**Instructions for the task**
Filter the data below for the string "School" and copy each matching line.

**Given data**
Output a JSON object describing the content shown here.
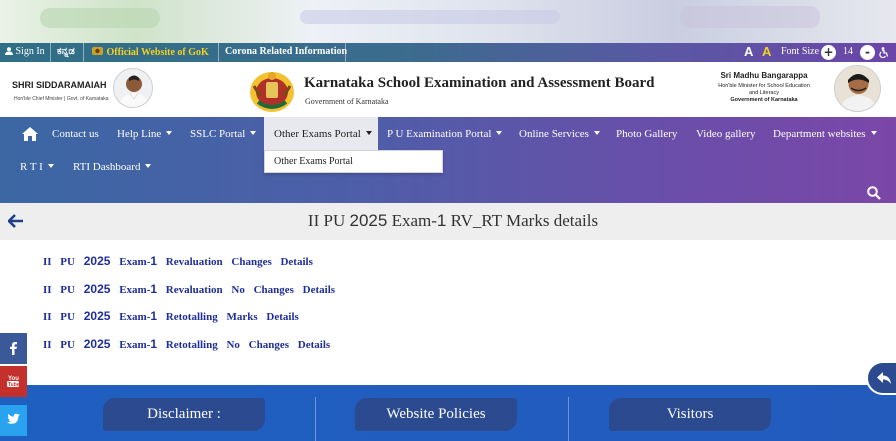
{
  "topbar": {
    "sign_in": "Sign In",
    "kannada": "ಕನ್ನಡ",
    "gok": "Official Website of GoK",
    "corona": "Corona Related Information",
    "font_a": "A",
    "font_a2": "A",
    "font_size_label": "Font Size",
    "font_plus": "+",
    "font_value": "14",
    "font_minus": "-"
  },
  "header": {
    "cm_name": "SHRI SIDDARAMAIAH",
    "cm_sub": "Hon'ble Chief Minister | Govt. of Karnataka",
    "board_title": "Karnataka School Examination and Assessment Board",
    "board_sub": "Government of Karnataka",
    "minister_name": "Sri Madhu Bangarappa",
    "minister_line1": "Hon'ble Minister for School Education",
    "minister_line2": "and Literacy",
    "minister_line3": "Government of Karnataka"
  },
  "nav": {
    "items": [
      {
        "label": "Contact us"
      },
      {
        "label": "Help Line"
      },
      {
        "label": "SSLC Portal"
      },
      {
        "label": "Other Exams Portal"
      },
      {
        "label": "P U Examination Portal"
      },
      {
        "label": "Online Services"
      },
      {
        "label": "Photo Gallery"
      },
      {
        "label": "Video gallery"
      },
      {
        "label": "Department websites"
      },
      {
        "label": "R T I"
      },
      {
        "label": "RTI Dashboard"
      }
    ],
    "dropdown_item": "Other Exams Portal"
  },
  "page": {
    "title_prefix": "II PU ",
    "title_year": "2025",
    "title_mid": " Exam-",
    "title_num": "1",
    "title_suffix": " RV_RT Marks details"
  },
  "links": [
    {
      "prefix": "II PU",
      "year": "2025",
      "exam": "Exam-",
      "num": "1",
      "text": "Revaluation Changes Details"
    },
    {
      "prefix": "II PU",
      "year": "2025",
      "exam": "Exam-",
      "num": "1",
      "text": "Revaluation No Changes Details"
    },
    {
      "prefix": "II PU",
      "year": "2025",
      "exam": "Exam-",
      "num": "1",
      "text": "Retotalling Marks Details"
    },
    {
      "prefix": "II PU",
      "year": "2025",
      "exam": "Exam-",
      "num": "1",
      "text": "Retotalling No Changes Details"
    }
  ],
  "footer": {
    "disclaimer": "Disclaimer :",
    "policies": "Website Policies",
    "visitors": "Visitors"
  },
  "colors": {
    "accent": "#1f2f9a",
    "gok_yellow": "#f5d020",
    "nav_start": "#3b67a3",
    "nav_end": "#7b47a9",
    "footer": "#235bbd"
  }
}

**The solution**
    "board_title": "Karnataka School Examination and Assessment Board",
    "minister_line1": "Hon'ble Minister for School Education",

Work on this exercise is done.